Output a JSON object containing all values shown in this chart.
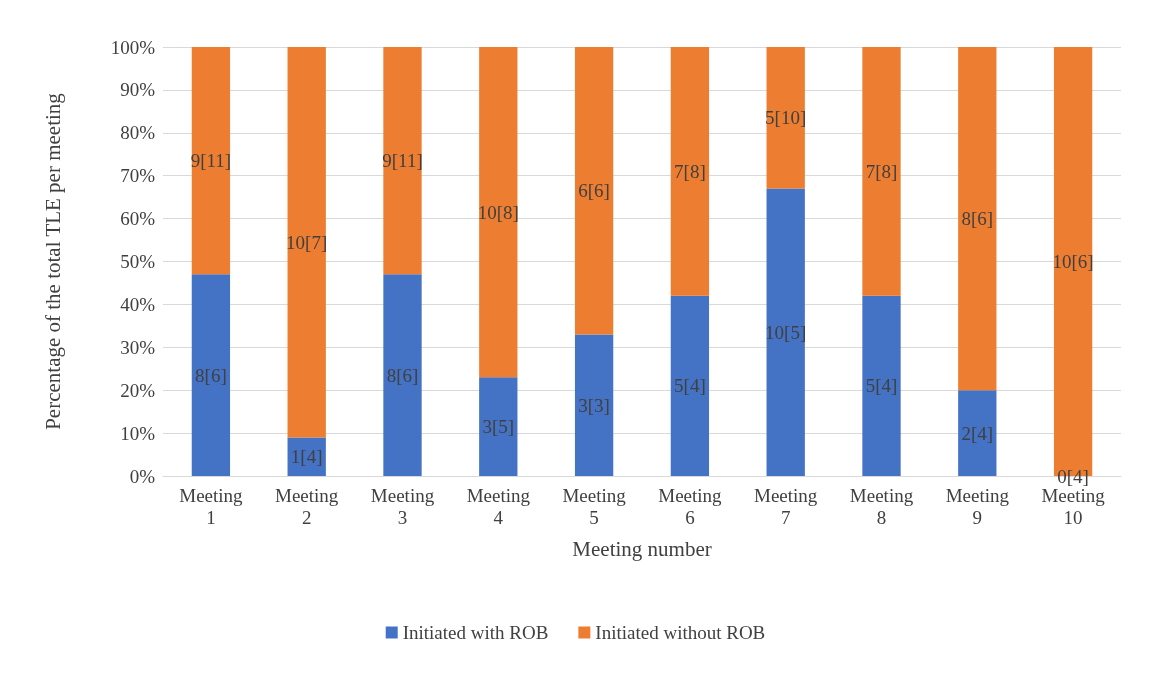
{
  "chart_data": {
    "type": "bar",
    "stacked": true,
    "categories": [
      "Meeting 1",
      "Meeting 2",
      "Meeting 3",
      "Meeting 4",
      "Meeting 5",
      "Meeting 6",
      "Meeting 7",
      "Meeting 8",
      "Meeting 9",
      "Meeting 10"
    ],
    "series": [
      {
        "name": "Initiated with ROB",
        "color": "#4472c4",
        "values": [
          47,
          9,
          47,
          23,
          33,
          42,
          67,
          42,
          20,
          0
        ]
      },
      {
        "name": "Initiated without ROB",
        "color": "#ed7d31",
        "values": [
          53,
          91,
          53,
          77,
          67,
          58,
          33,
          58,
          80,
          100
        ]
      }
    ],
    "annotations": [
      "8[6]",
      "1[4]",
      "8[6]",
      "3[5]",
      "3[3]",
      "5[4]",
      "10[5]",
      "5[4]",
      "2[4]",
      "0[4]",
      "9[11]",
      "10[7]",
      "9[11]",
      "10[8]",
      "6[6]",
      "7[8]",
      "5[10]",
      "7[8]",
      "8[6]",
      "10[6]"
    ],
    "xlabel": "Meeting number",
    "ylabel": "Percentage of the total TLE per meeting",
    "ylim": [
      0,
      100
    ],
    "yticks": [
      {
        "value": 0,
        "label": "0%"
      },
      {
        "value": 10,
        "label": "10%"
      },
      {
        "value": 20,
        "label": "20%"
      },
      {
        "value": 30,
        "label": "30%"
      },
      {
        "value": 40,
        "label": "40%"
      },
      {
        "value": 50,
        "label": "50%"
      },
      {
        "value": 60,
        "label": "60%"
      },
      {
        "value": 70,
        "label": "70%"
      },
      {
        "value": 80,
        "label": "80%"
      },
      {
        "value": 90,
        "label": "90%"
      },
      {
        "value": 100,
        "label": "100%"
      }
    ],
    "grid": "y",
    "legend": "bottom"
  }
}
--
• [GIVEN EXERCISE]: Report how many lines of the records above contain the word "name", giving only the number.

• [OUTPUT BELOW]: 2